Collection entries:
________________
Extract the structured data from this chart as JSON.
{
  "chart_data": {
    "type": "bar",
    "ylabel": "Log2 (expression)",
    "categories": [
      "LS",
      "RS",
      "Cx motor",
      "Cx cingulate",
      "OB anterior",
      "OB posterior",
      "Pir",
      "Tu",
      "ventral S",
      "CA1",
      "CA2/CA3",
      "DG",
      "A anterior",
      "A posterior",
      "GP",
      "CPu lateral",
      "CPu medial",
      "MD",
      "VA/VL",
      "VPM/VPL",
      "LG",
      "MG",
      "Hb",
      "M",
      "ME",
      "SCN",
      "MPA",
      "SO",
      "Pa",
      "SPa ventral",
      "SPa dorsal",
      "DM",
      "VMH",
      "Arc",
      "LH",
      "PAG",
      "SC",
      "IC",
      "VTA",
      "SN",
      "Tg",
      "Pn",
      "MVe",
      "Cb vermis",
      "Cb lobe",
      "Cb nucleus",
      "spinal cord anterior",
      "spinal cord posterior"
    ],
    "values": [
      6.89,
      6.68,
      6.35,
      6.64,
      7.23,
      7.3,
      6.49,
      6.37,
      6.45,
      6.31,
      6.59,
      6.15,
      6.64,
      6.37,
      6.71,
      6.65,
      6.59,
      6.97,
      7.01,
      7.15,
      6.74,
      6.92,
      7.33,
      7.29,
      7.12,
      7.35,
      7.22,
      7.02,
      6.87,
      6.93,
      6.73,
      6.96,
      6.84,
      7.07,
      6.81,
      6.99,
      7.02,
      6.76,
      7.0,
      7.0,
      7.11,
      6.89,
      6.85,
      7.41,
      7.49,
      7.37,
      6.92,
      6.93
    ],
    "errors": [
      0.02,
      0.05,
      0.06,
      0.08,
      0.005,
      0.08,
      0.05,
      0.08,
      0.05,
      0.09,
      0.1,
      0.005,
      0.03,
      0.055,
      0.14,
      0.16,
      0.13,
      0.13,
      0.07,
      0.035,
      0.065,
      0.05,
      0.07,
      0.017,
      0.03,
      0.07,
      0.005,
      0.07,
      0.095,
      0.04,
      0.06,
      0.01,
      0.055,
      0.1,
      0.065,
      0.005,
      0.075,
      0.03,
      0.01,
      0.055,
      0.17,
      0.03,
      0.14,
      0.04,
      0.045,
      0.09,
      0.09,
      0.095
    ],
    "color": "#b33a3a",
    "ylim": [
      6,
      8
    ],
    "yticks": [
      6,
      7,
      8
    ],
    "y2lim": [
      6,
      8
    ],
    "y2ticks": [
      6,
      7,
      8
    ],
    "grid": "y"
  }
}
________________
Restate the whole listing exactly, leaving out nothing.

Correct result:
Extract the structured data from this chart as JSON.
{
  "chart_data": {
    "type": "bar",
    "ylabel": "Log2 (expression)",
    "categories": [
      "LS",
      "RS",
      "Cx motor",
      "Cx cingulate",
      "OB anterior",
      "OB posterior",
      "Pir",
      "Tu",
      "ventral S",
      "CA1",
      "CA2/CA3",
      "DG",
      "A anterior",
      "A posterior",
      "GP",
      "CPu lateral",
      "CPu medial",
      "MD",
      "VA/VL",
      "VPM/VPL",
      "LG",
      "MG",
      "Hb",
      "M",
      "ME",
      "SCN",
      "MPA",
      "SO",
      "Pa",
      "SPa ventral",
      "SPa dorsal",
      "DM",
      "VMH",
      "Arc",
      "LH",
      "PAG",
      "SC",
      "IC",
      "VTA",
      "SN",
      "Tg",
      "Pn",
      "MVe",
      "Cb vermis",
      "Cb lobe",
      "Cb nucleus",
      "spinal cord anterior",
      "spinal cord posterior"
    ],
    "values": [
      6.89,
      6.68,
      6.35,
      6.64,
      7.23,
      7.3,
      6.49,
      6.37,
      6.45,
      6.31,
      6.59,
      6.15,
      6.64,
      6.37,
      6.71,
      6.65,
      6.59,
      6.97,
      7.01,
      7.15,
      6.74,
      6.92,
      7.33,
      7.29,
      7.12,
      7.35,
      7.22,
      7.02,
      6.87,
      6.93,
      6.73,
      6.96,
      6.84,
      7.07,
      6.81,
      6.99,
      7.02,
      6.76,
      7.0,
      7.0,
      7.11,
      6.89,
      6.85,
      7.41,
      7.49,
      7.37,
      6.92,
      6.93
    ],
    "errors": [
      0.02,
      0.05,
      0.06,
      0.08,
      0.005,
      0.08,
      0.05,
      0.08,
      0.05,
      0.09,
      0.1,
      0.005,
      0.03,
      0.055,
      0.14,
      0.16,
      0.13,
      0.13,
      0.07,
      0.035,
      0.065,
      0.05,
      0.07,
      0.017,
      0.03,
      0.07,
      0.005,
      0.07,
      0.095,
      0.04,
      0.06,
      0.01,
      0.055,
      0.1,
      0.065,
      0.005,
      0.075,
      0.03,
      0.01,
      0.055,
      0.17,
      0.03,
      0.14,
      0.04,
      0.045,
      0.09,
      0.09,
      0.095
    ],
    "color": "#b33a3a",
    "ylim": [
      6,
      8
    ],
    "yticks": [
      6,
      7,
      8
    ],
    "y2lim": [
      6,
      8
    ],
    "y2ticks": [
      6,
      7,
      8
    ],
    "grid": "y"
  }
}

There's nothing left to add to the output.